[start Raw records]

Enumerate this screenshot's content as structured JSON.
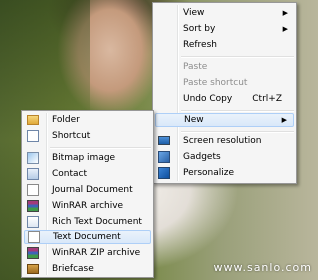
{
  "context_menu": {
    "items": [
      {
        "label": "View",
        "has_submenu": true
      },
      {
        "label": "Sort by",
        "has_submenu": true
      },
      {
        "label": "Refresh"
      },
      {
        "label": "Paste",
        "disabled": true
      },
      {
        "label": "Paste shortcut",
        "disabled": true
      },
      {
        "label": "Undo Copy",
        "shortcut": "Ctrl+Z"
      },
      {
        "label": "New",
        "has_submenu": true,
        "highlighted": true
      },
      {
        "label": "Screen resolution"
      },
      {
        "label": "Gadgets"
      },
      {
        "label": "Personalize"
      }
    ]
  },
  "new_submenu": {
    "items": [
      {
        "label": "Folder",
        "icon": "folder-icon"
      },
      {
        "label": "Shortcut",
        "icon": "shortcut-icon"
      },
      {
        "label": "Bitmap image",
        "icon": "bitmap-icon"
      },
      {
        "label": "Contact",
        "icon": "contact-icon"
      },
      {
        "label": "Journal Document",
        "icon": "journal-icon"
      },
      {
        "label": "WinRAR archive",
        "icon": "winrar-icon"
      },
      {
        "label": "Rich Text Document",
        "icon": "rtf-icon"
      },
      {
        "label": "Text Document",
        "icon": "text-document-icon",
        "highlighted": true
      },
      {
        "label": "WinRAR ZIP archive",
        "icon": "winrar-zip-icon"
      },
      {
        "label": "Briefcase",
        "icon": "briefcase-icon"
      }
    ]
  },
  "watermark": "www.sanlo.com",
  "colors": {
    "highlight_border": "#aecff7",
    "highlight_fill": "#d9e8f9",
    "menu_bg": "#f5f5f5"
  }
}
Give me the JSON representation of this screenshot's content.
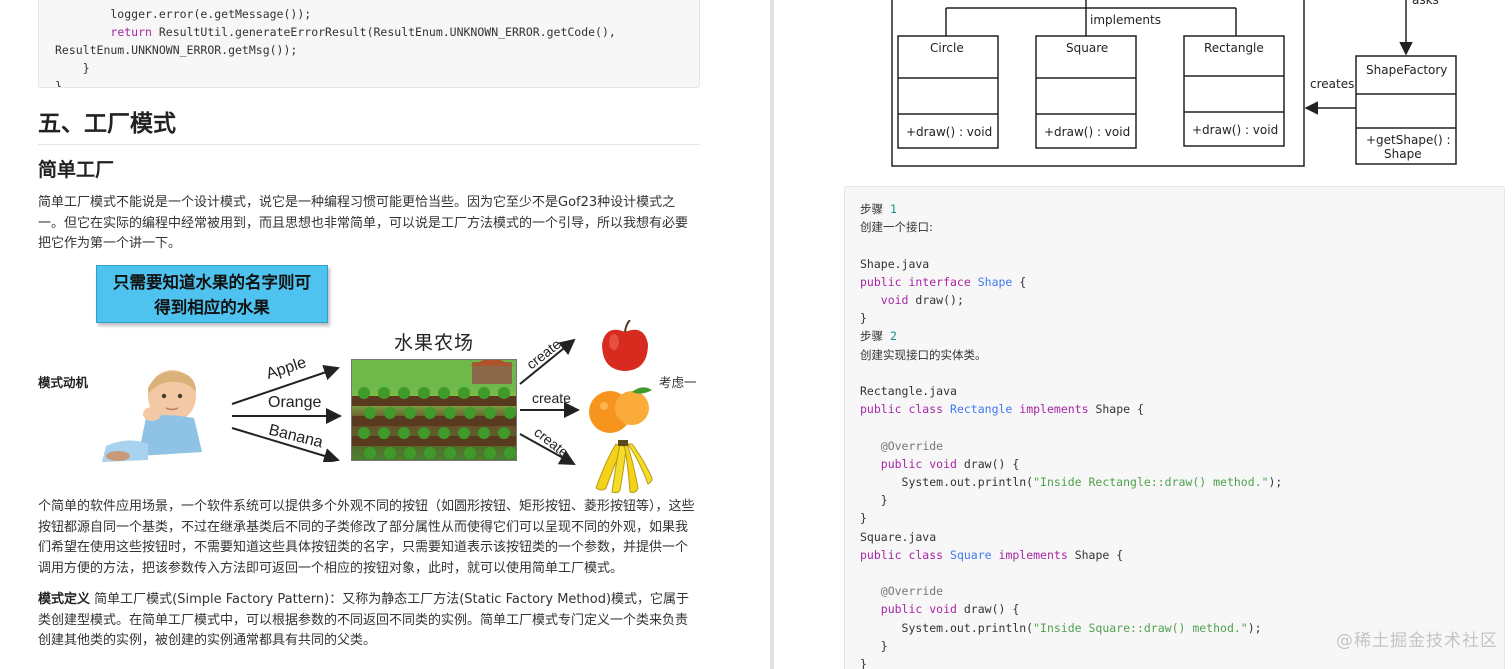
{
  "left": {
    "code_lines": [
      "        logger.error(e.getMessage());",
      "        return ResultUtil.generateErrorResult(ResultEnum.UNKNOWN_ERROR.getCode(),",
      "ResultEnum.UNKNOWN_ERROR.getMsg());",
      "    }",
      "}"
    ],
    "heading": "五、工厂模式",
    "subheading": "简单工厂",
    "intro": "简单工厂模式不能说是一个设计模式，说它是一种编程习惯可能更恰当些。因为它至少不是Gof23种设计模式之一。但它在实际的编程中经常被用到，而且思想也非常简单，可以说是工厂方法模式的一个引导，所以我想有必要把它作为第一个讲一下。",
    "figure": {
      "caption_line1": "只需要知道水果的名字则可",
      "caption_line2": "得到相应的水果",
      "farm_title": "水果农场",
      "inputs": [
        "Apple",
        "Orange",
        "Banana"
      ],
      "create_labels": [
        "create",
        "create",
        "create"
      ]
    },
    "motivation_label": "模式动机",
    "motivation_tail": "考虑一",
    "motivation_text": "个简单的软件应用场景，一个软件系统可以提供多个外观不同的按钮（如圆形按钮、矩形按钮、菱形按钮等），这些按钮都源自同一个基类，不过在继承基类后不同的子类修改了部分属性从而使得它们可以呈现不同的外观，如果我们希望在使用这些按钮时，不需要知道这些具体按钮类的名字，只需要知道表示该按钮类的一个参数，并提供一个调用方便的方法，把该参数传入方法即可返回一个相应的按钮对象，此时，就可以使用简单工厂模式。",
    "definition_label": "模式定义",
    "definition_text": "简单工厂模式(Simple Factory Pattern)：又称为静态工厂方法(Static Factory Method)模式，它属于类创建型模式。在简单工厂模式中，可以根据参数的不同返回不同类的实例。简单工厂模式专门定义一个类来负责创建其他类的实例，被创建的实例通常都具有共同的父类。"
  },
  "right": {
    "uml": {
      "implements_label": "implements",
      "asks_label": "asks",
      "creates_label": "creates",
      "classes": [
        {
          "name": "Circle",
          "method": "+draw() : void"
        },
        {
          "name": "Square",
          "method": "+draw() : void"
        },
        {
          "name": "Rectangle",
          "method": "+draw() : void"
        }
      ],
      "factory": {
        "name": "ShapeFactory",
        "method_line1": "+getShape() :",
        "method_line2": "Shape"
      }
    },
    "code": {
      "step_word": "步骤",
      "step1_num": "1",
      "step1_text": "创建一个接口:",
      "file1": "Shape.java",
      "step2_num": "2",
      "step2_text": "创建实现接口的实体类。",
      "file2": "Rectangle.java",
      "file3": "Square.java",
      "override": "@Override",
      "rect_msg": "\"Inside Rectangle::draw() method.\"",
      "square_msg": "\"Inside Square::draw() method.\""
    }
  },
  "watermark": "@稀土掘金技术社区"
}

[end Raw records]
[start Raw records]

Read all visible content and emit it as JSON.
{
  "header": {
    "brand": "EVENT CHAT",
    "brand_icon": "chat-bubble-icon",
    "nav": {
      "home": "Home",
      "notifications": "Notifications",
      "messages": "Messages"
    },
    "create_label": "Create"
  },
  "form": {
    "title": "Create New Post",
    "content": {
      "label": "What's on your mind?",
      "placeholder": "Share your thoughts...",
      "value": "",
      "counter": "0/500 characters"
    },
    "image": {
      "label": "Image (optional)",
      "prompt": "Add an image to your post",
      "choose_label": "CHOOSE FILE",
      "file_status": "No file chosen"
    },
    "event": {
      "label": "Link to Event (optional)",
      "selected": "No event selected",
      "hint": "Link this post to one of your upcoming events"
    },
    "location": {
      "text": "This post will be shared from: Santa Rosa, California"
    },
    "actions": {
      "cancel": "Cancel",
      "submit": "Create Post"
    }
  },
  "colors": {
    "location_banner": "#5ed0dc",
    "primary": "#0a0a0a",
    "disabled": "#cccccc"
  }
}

[end Raw records]
[start Raw records]

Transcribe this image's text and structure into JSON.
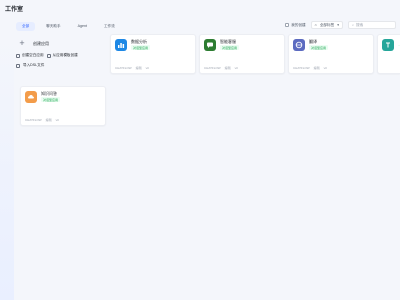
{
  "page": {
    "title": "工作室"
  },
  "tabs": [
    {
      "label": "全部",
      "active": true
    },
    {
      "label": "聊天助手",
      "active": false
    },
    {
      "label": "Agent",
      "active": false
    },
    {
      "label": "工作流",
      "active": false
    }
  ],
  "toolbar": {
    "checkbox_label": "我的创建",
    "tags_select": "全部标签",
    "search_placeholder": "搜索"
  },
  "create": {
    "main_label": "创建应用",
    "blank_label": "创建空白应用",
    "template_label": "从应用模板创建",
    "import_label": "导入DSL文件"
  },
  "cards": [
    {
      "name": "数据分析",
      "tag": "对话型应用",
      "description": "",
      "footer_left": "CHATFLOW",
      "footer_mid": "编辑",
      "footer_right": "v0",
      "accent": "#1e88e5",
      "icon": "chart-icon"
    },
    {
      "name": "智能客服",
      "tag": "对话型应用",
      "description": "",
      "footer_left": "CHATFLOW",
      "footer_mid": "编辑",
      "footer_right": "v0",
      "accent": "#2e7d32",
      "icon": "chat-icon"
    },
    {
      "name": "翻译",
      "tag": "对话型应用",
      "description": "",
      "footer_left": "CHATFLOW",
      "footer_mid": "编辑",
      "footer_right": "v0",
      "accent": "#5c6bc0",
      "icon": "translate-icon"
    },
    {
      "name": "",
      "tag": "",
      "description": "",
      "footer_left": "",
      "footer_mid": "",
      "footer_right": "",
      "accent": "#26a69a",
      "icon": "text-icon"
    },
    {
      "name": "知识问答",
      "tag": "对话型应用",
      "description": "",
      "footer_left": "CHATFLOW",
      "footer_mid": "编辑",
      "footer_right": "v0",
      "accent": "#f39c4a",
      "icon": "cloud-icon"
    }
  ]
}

[end Raw records]

**Stated task**
Show every line above in which the word "ResultEnum" occurs.

**Solution to this task**
      "        return ResultUtil.generateErrorResult(ResultEnum.UNKNOWN_ERROR.getCode(),",
      "ResultEnum.UNKNOWN_ERROR.getMsg());",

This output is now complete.